Direction :: Go through the data and copy every line exactly, but not the images.

Records provided ::
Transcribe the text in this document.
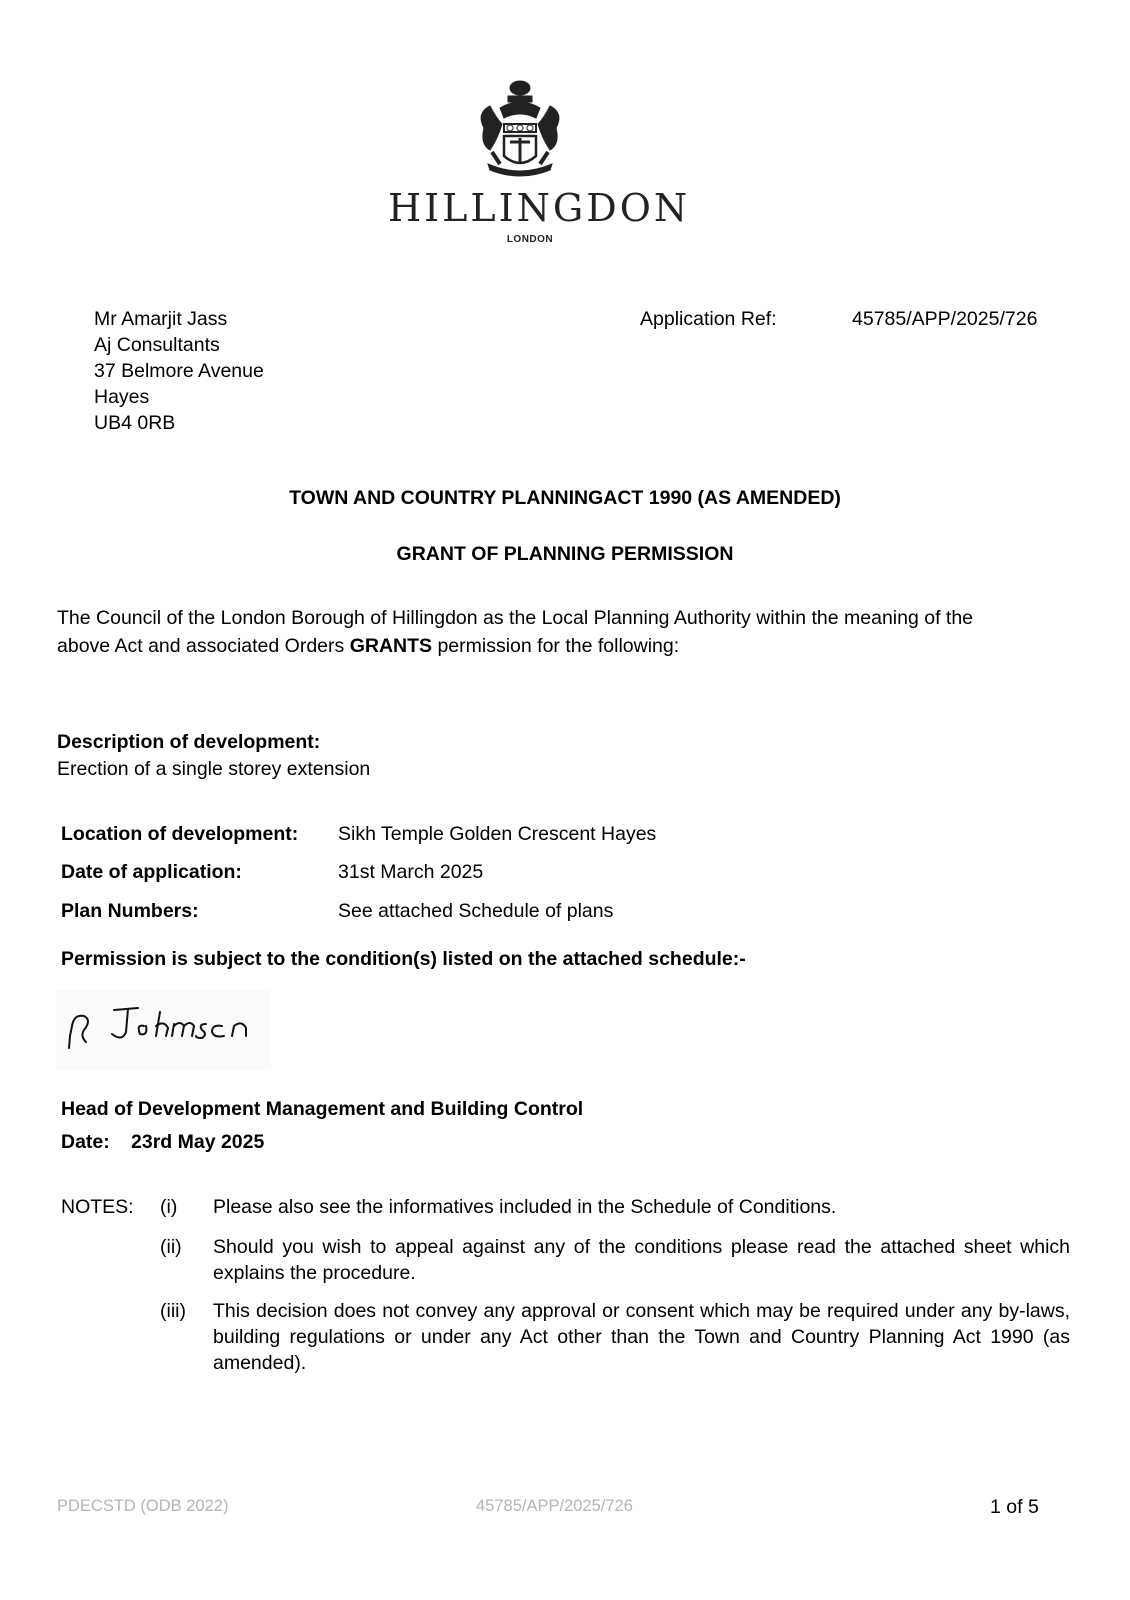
HILLINGDON
LONDON
Mr Amarjit Jass
Aj Consultants
37 Belmore Avenue
Hayes
UB4 0RB
Application Ref:	45785/APP/2025/726
TOWN AND COUNTRY PLANNINGACT 1990 (AS AMENDED)
GRANT OF PLANNING PERMISSION
The Council of the London Borough of Hillingdon as the Local Planning Authority within the meaning of the
above Act and associated Orders GRANTS permission for the following:
Description of development:
Erection of a single storey extension
Location of development: Sikh Temple Golden Crescent Hayes
Date of application:	31st March 2025
Plan Numbers:	See attached Schedule of plans
Permission is subject to the condition(s) listed on the attached schedule:-
Head of Development Management and Building Control
Date: 23rd May 2025
NOTES: (i) Please also see the informatives included in the Schedule of Conditions.
(ii) Should you wish to appeal against any of the conditions please read the attached sheet which explains the procedure.
(iii) This decision does not convey any approval or consent which may be required under any by-laws, building regulations or under any Act other than the Town and Country Planning Act 1990 (as amended).
PDECSTD (ODB 2022)	45785/APP/2025/726	1 of 5
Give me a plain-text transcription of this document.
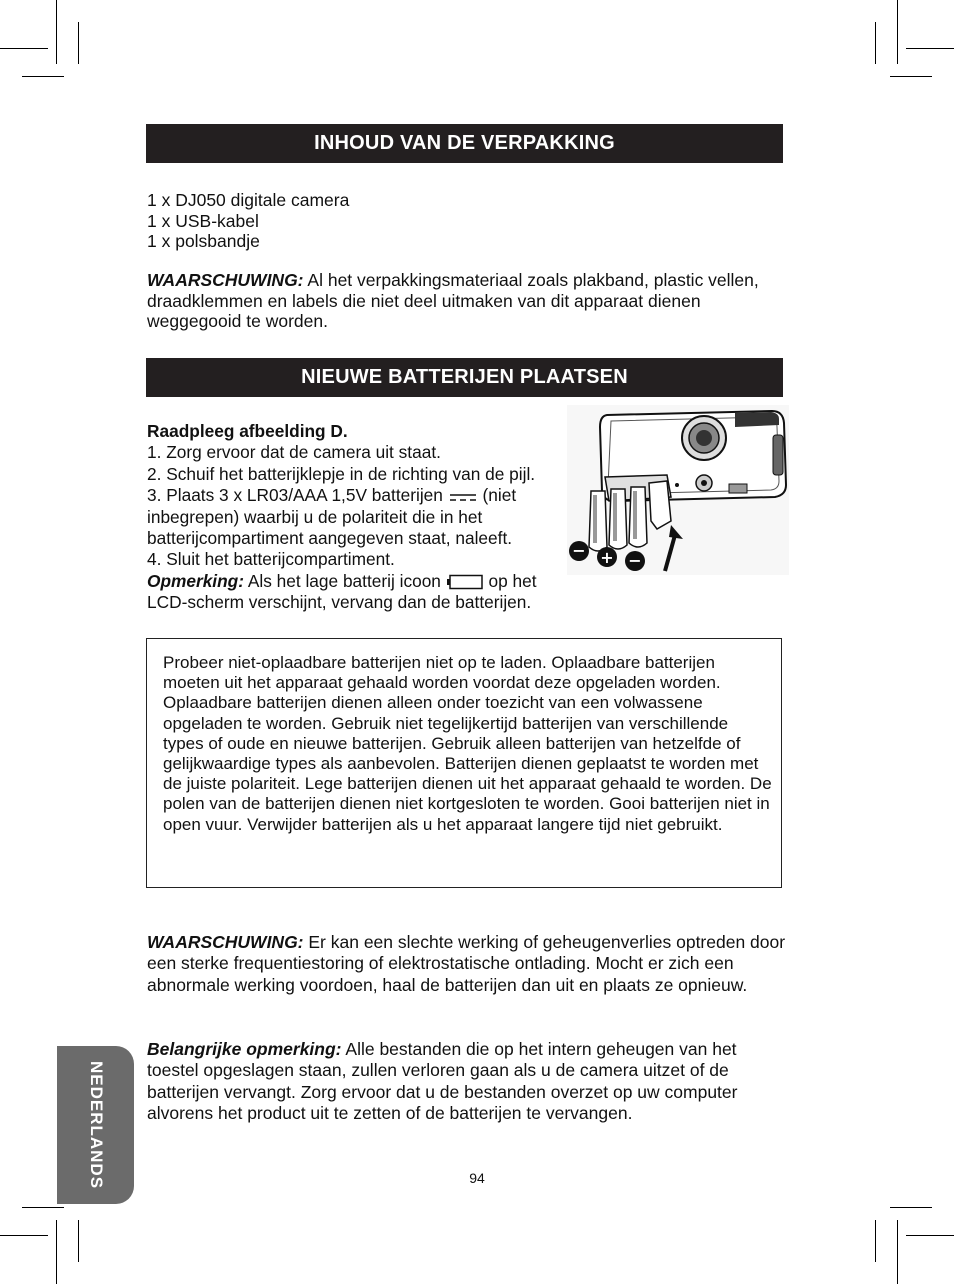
INHOUD VAN DE VERPAKKING

1 x DJ050 digitale camera

1 x USB-kabel

1 x polsbandje

WAARSCHUWING: Al het verpakkingsmateriaal zoals plakband, plastic vellen, draadklemmen en labels die niet deel uitmaken van dit apparaat dienen weggegooid te worden.

NIEUWE BATTERIJEN PLAATSEN

Raadpleeg afbeelding D.

1. Zorg ervoor dat de camera uit staat.

2. Schuif het batterijklepje in de richting van de pijl.

3. Plaats 3 x LR03/AAA 1,5V batterijen  (niet inbegrepen) waarbij u de polariteit die in het batterijcompartiment aangegeven staat, naleeft.

4. Sluit het batterijcompartiment.

Opmerking: Als het lage batterij icoon  op het LCD-scherm verschijnt, vervang dan de batterijen.

− + −

Probeer niet-oplaadbare batterijen niet op te laden. Oplaadbare batterijen moeten uit het apparaat gehaald worden voordat deze opgeladen worden. Oplaadbare batterijen dienen alleen onder toezicht van een volwassene opgeladen te worden. Gebruik niet tegelijkertijd batterijen van verschillende types of oude en nieuwe batterijen. Gebruik alleen batterijen van hetzelfde of gelijkwaardige types als aanbevolen. Batterijen dienen geplaatst te worden met de juiste polariteit. Lege batterijen dienen uit het apparaat gehaald te worden. De polen van de batterijen dienen niet kortgesloten te worden. Gooi batterijen niet in open vuur. Verwijder batterijen als u het apparaat langere tijd niet gebruikt.

WAARSCHUWING: Er kan een slechte werking of geheugenverlies optreden door een sterke frequentiestoring of elektrostatische ontlading. Mocht er zich een abnormale werking voordoen, haal de batterijen dan uit en plaats ze opnieuw.

Belangrijke opmerking: Alle bestanden die op het intern geheugen van het toestel opgeslagen staan, zullen verloren gaan als u de camera uitzet of de batterijen vervangt. Zorg ervoor dat u de bestanden overzet op uw computer alvorens het product uit te zetten of de batterijen te vervangen.

NEDERLANDS	94
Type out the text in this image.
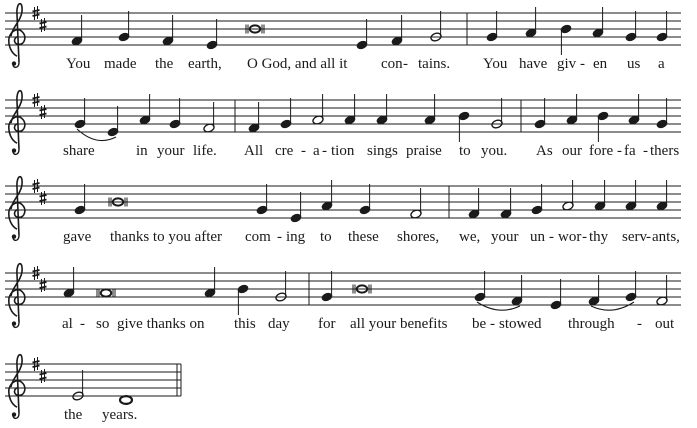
You made the earth, O God, and all it con - tains. You have giv - en us a
share	in your life. All cre - a - tion sings praise to you. As our fore - fa - thers
gave thanks to you after com - ing to these shores, we, your un - wor - thy serv - ants,
al - so give thanks on this day for all your benefits be - stowed through - out
the years.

Answer to this exercise ::
Transcribe the text in this document.
HILLINGDON
LONDON
Mr Amarjit Jass
Aj Consultants
37 Belmore Avenue
Hayes
UB4 0RB
Application Ref:	45785/APP/2025/726
TOWN AND COUNTRY PLANNINGACT 1990 (AS AMENDED)
GRANT OF PLANNING PERMISSION
The Council of the London Borough of Hillingdon as the Local Planning Authority within the meaning of the
above Act and associated Orders GRANTS permission for the following:
Description of development:
Erection of a single storey extension
Location of development: Sikh Temple Golden Crescent Hayes
Date of application:	31st March 2025
Plan Numbers:	See attached Schedule of plans
Permission is subject to the condition(s) listed on the attached schedule:-
Head of Development Management and Building Control
Date: 23rd May 2025
NOTES: (i) Please also see the informatives included in the Schedule of Conditions.
(ii) Should you wish to appeal against any of the conditions please read the attached sheet which explains the procedure.
(iii) This decision does not convey any approval or consent which may be required under any by-laws, building regulations or under any Act other than the Town and Country Planning Act 1990 (as amended).
PDECSTD (ODB 2022)	45785/APP/2025/726	1 of 5
Give me a plain-text transcription of this document.
INHOUD VAN DE VERPAKKING

1 x DJ050 digitale camera

1 x USB-kabel

1 x polsbandje

WAARSCHUWING: Al het verpakkingsmateriaal zoals plakband, plastic vellen, draadklemmen en labels die niet deel uitmaken van dit apparaat dienen weggegooid te worden.

NIEUWE BATTERIJEN PLAATSEN

Raadpleeg afbeelding D.

1. Zorg ervoor dat de camera uit staat.

2. Schuif het batterijklepje in de richting van de pijl.

3. Plaats 3 x LR03/AAA 1,5V batterijen  (niet inbegrepen) waarbij u de polariteit die in het batterijcompartiment aangegeven staat, naleeft.

4. Sluit het batterijcompartiment.

Opmerking: Als het lage batterij icoon  op het LCD-scherm verschijnt, vervang dan de batterijen.

− + −

Probeer niet-oplaadbare batterijen niet op te laden. Oplaadbare batterijen moeten uit het apparaat gehaald worden voordat deze opgeladen worden. Oplaadbare batterijen dienen alleen onder toezicht van een volwassene opgeladen te worden. Gebruik niet tegelijkertijd batterijen van verschillende types of oude en nieuwe batterijen. Gebruik alleen batterijen van hetzelfde of gelijkwaardige types als aanbevolen. Batterijen dienen geplaatst te worden met de juiste polariteit. Lege batterijen dienen uit het apparaat gehaald te worden. De polen van de batterijen dienen niet kortgesloten te worden. Gooi batterijen niet in open vuur. Verwijder batterijen als u het apparaat langere tijd niet gebruikt.

WAARSCHUWING: Er kan een slechte werking of geheugenverlies optreden door een sterke frequentiestoring of elektrostatische ontlading. Mocht er zich een abnormale werking voordoen, haal de batterijen dan uit en plaats ze opnieuw.

Belangrijke opmerking: Alle bestanden die op het intern geheugen van het toestel opgeslagen staan, zullen verloren gaan als u de camera uitzet of de batterijen vervangt. Zorg ervoor dat u de bestanden overzet op uw computer alvorens het product uit te zetten of de batterijen te vervangen.

NEDERLANDS	94
Type out the text in this image.
You made the earth, O God, and all it con - tains. You have giv - en us a
share	in your life. All cre - a - tion sings praise to you. As our fore - fa - thers
gave thanks to you after com - ing to these shores, we, your un - wor - thy serv - ants,
al - so give thanks on this day for all your benefits be - stowed through - out
the years.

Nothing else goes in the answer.